→ WHAT TO WORK ON
Write out the whole listing again, exactly as given.

(Dataset items)
* begin *

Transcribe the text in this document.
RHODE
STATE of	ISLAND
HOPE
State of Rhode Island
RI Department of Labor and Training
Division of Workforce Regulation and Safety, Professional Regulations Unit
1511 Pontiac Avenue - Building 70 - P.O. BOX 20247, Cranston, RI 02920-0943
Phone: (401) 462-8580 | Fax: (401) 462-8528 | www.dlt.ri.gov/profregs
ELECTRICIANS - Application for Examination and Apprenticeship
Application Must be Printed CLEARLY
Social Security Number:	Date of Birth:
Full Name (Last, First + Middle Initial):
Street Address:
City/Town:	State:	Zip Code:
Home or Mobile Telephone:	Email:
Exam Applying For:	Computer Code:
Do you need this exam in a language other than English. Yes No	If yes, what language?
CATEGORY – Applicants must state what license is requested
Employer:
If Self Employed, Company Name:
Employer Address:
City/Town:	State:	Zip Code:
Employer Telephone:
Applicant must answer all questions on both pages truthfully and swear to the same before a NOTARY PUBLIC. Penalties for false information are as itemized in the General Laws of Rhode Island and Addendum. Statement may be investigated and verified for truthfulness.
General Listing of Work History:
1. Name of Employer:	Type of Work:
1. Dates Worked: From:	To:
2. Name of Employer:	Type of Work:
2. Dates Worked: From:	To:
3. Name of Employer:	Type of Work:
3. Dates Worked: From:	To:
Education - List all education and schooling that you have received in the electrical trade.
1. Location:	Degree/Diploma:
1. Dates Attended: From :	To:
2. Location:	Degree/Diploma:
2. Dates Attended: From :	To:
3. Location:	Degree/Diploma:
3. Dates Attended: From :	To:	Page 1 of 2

* end *

→ COMPLETE ANSWER
Transcribe the text in this document.
RHODE
STATE of	ISLAND
HOPE
State of Rhode Island
RI Department of Labor and Training
Division of Workforce Regulation and Safety, Professional Regulations Unit
1511 Pontiac Avenue - Building 70 - P.O. BOX 20247, Cranston, RI 02920-0943
Phone: (401) 462-8580 | Fax: (401) 462-8528 | www.dlt.ri.gov/profregs
ELECTRICIANS - Application for Examination and Apprenticeship
Application Must be Printed CLEARLY
Social Security Number:	Date of Birth:
Full Name (Last, First + Middle Initial):
Street Address:
City/Town:	State:	Zip Code:
Home or Mobile Telephone:	Email:
Exam Applying For:	Computer Code:
Do you need this exam in a language other than English. Yes No	If yes, what language?
CATEGORY – Applicants must state what license is requested
Employer:
If Self Employed, Company Name:
Employer Address:
City/Town:	State:	Zip Code:
Employer Telephone:
Applicant must answer all questions on both pages truthfully and swear to the same before a NOTARY PUBLIC. Penalties for false information are as itemized in the General Laws of Rhode Island and Addendum. Statement may be investigated and verified for truthfulness.
General Listing of Work History:
1. Name of Employer:	Type of Work:
1. Dates Worked: From:	To:
2. Name of Employer:	Type of Work:
2. Dates Worked: From:	To:
3. Name of Employer:	Type of Work:
3. Dates Worked: From:	To:
Education - List all education and schooling that you have received in the electrical trade.
1. Location:	Degree/Diploma:
1. Dates Attended: From :	To:
2. Location:	Degree/Diploma:
2. Dates Attended: From :	To:
3. Location:	Degree/Diploma:
3. Dates Attended: From :	To:	Page 1 of 2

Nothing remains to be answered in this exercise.